The problem: Count the lines containing "this" in the entries underneath, and state that count without anything else.

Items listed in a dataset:
------

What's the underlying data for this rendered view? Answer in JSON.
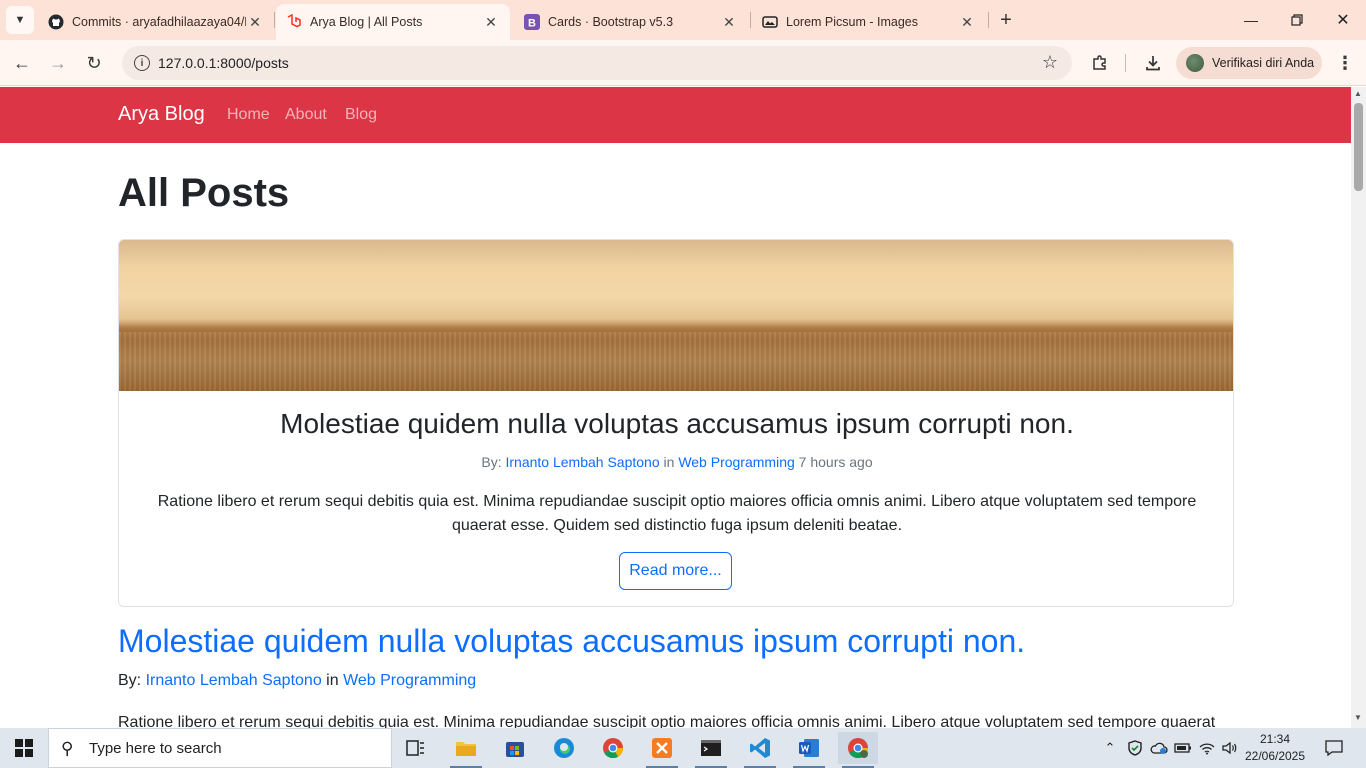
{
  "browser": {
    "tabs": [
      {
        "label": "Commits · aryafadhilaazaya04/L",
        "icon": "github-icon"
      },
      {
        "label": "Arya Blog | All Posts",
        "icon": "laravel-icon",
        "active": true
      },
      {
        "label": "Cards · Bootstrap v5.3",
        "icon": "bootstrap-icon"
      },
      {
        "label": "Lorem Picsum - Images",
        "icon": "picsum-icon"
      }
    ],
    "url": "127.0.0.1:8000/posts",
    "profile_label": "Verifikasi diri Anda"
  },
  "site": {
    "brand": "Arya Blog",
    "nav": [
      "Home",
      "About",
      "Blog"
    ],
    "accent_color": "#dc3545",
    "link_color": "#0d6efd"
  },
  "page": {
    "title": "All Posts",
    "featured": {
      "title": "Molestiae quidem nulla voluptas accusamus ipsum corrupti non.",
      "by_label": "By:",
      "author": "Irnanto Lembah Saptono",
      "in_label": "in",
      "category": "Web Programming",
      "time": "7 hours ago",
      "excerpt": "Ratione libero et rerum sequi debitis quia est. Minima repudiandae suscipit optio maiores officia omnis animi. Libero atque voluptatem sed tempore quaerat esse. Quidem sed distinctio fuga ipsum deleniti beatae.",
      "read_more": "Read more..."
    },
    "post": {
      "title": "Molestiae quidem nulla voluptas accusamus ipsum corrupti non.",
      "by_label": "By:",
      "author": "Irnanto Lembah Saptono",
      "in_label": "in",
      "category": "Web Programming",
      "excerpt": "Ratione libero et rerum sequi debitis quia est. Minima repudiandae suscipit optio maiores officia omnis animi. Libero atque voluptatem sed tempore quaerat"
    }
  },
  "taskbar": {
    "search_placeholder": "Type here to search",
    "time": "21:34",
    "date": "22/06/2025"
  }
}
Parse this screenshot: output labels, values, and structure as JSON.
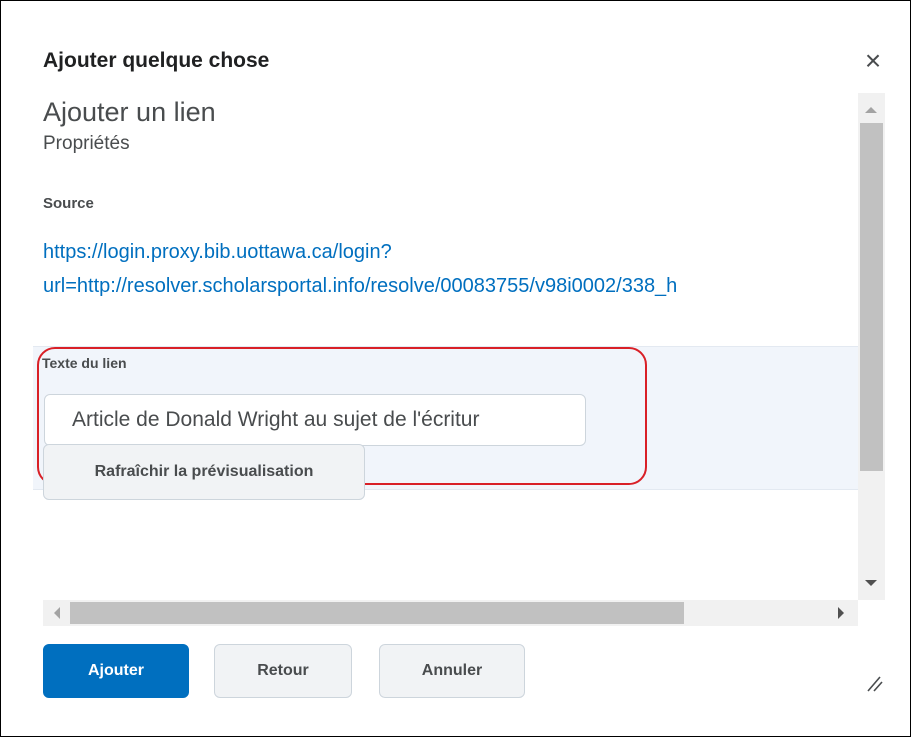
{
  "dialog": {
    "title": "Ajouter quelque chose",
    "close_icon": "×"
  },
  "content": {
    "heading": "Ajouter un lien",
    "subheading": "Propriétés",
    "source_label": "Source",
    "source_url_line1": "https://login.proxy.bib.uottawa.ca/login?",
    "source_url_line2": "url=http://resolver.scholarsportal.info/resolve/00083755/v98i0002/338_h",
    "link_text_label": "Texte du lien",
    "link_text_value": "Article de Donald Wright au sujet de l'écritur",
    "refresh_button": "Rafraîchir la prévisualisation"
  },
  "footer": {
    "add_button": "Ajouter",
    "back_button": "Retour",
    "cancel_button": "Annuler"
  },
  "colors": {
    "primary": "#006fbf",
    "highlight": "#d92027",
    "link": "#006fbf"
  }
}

------

Task answer: 2